[[ TEXT SEGMENT, beginning ]]

To date, data on T cell exhaustion or TFH in adult CKD and ESKD remains scarce and incomplete. We hypothesized that an association between impaired renal function and exhausted T cell as well as follicular helper T cells, might explain the increased risk of infection, cancer, and cardiovascular disease among CKD and ESKD patients (15–20), and performed a comprehensive immunophenotyping on T cells.

Materials and Methods

Study Population

We included 42 CKD patients (stage 1–5 or with proteinuria) seen at Complejo Hospitalario de Navarra, Pamplona, Spain (Biobank Navarrabiomed; n = 32), or S. Orsola-Malpighi Hospital, University of Bologna, Bologna, Italy (n = 10), 36 ESKD patients who received hemodialysis for > 3 months at the Mount Sinai Kidney Center (n = 21), Northwestern Hospital in Chicago (n = 13), or Complejo Hospitalario de Navarra, Pamplona, Spain (Biobank Navarrabiomed; n = 2), and 18 age-matched healthy controls (HC). All individuals were enrolled from November 2017 to December 2019 (Table 1). Exclusion criteria were pregnancy, recent (<3 months) infectious episode requiring hospitalization, history of kidney transplant, use of immunosuppressive medications at the time of enrollment, inability to give consent, active malignancy. Samples and data from patients included in this study were processed following standard operating procedures with the appropriate approval of the Ethics and Scientific Committees of the participating centers.

Table 1

Patients' characteristics.

	Healthy controls (n = 18)	CKD (n = 42)	ESKD (n = 36)	P
Age (yr)	57.0 ± 8.4	56.1 ± 17.9	55.0 ± 14.1	0.64
Sex, n (%)	◦			0.26
Male	5 (41.7)	22 (52.4)	20 (55.6)
Female	7 (58.3)	20 (47.6)	16 (44.4)
Primary nephropathy, n (%)	na			0.18
ADPKD		14 (33.3)	3 (8.3)
Diabetes mellitus		9 (21.4)	10 (27.8)
Hypertension		8 (19.0)	11 (30.6)
IgA		7 (16.7)	0
FSGS		2 (4.8)	1 (2.8)
MN		0	2 (5.6)
Unspecified CKD		2 (4.8)	9 (25.0)
CKD Stage	na		na
1		2 (4.8)
2		2 (4.8)
3		4 (9.5)
4		18 (42.9)
5		16 (38.1)

[[ TEXT SEGMENT, end ]]
[[ INFORMATION GIVEN, beginning ]]

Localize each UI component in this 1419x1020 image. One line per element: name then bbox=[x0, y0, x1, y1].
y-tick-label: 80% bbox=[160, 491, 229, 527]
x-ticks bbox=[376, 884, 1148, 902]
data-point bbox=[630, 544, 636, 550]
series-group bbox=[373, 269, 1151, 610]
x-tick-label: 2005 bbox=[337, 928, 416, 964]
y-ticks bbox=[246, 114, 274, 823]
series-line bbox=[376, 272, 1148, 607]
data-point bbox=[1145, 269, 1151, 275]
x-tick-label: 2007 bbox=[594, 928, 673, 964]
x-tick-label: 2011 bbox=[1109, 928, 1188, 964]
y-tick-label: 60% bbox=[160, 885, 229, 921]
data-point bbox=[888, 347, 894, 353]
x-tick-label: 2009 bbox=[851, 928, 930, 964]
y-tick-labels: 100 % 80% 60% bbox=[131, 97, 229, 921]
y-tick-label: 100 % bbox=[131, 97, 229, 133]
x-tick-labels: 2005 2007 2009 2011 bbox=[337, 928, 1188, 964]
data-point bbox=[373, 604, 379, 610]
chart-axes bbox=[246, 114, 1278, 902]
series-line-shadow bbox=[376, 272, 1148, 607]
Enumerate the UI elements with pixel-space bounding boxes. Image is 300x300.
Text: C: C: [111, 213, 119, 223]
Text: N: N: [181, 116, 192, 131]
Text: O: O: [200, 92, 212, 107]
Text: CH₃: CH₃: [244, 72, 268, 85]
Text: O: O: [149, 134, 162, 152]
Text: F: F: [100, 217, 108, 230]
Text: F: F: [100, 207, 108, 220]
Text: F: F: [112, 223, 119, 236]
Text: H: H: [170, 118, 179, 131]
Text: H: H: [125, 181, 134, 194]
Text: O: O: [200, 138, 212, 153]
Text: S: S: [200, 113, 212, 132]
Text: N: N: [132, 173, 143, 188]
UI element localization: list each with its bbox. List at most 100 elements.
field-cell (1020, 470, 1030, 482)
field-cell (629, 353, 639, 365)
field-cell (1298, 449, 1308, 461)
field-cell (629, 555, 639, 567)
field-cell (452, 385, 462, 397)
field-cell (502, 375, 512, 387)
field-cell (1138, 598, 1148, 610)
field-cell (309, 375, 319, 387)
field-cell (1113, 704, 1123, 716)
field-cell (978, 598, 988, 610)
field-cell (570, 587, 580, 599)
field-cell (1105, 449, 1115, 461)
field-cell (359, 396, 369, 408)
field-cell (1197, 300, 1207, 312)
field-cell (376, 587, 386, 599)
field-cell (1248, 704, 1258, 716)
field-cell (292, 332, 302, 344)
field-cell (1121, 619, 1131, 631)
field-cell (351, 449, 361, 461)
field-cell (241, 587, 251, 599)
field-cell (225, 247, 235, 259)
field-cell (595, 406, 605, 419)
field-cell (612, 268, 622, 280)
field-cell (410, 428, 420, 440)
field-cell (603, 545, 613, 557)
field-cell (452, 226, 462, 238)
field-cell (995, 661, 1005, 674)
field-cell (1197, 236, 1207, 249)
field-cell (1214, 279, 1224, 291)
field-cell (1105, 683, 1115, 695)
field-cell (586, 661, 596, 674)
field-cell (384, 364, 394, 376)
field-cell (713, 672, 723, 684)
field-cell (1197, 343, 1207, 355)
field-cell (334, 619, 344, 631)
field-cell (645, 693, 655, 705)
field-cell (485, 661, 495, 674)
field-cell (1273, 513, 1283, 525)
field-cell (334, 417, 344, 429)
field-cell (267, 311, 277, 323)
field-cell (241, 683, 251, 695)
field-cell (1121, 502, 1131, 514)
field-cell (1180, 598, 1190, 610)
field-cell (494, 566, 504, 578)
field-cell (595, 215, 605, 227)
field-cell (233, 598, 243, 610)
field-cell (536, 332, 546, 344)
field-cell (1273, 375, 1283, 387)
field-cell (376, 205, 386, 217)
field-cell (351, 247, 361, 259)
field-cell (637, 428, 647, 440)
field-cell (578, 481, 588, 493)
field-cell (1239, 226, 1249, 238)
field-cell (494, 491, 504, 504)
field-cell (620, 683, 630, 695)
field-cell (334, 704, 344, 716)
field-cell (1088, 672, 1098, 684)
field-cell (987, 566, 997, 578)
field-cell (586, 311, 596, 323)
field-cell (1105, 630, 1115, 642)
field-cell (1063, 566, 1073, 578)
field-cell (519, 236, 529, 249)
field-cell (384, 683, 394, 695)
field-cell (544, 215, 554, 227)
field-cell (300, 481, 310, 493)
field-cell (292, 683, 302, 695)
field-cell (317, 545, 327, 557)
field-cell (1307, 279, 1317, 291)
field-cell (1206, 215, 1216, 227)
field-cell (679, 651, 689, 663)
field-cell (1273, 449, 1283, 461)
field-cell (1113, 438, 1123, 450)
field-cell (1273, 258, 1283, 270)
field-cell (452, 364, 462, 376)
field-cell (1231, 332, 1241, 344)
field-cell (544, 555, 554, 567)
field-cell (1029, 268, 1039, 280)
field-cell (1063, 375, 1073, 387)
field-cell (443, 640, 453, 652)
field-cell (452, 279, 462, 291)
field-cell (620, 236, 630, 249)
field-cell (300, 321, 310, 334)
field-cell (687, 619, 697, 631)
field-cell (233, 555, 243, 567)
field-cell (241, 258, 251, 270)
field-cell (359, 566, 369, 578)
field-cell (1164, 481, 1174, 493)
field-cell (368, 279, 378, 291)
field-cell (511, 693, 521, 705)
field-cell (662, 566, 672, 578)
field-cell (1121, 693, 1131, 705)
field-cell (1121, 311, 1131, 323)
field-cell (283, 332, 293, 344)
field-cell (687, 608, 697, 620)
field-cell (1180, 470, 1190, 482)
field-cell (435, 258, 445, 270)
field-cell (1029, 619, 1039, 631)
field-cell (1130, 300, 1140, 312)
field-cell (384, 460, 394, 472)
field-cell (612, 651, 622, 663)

[[ INFORMATION GIVEN, end ]]

## EXERCISE TASKS
[A] Answer these questions from the kidney disease text:
(i) How many CKD patients were included in the study?
(ii) Over what period were all individuals enrolled?
(iii) According to Table 1, how many ESKD patients had hypertension as their primary nephropathy?
[B] Please rewrite the paragraph of the kidney disease text beginning "We included 42 CKD patients" as a short list, keeping its main facts.
[C] Carry on the kidney disease text from where it stops.

## RESULTS OF THE TASKS
[A]
(i) 42 CKD patients.
(ii) From November 2017 to December 2019.
(iii) 11 ESKD patients (30.6%).

[B]
- CKD group: 42 patients (stage 1–5 or with proteinuria) from Complejo Hospitalario de Navarra, Pamplona, Spain (Biobank Navarrabiomed; n = 32) or S. Orsola-Malpighi Hospital, University of Bologna, Italy (n = 10).
- ESKD group: 36 patients on hemodialysis for > 3 months from the Mount Sinai Kidney Center (n = 21), Northwestern Hospital in Chicago (n = 13), or Complejo Hospitalario de Navarra (n = 2).
- Controls: 18 age-matched healthy individuals.
- Enrollment: November 2017 to December 2019.
- Exclusions: pregnancy, an infection requiring hospitalization within the previous 3 months, a prior kidney transplant, current use of immunosuppressive medications, inability to give consent, and active malignancy.
- Ethics: samples and data were processed under standard operating procedures, with approval from the Ethics and Scientific Committees of the participating centers.

[C]
Dialysis vintage (yr)	na	na	4.5 ± 4.0
Laboratory
Serum creatinine (mg/dL)	na	3.4 ± 1.5	8.1 ± 3.9	0.0001
Proteinuria (g/24 h)	na	1.0 ± 1.5	na
Serum albumin (g/dL)	na	4.0 ± 0.6	3.4 ± 0.5*	0.0003
Lymphocyte (#/μL)	na	1.5 ± 0.5	1.4 ± 0.7	0.5939
CRP (mg/dL)	na	na	26.0 ± 43*
Ferritin (ug/L)	na	na	543.5 ± 801.1*

Data are average ± SD or n (%). ADPKD, autosomal dominant polycystic kidney disease; CKD, chronic kidney disease; MN, membranous nephropathy; CRP, C reactive protein; FSGS, focal segmental glomerulosclerosis; HD, hemodialyzed; IgA, IgA nephropathy; na, not available;

data not available for 6 healthy controls;

data not available for 13 ESKD patients. CKD stages were classified as follows: 1- eGFR > 90 with proteinuria; 2- eGFR 60–80 with proteinuria; 3- eGFR 30–60; 4- eGFR 15–30; 5- eGFR < 15 mL/min.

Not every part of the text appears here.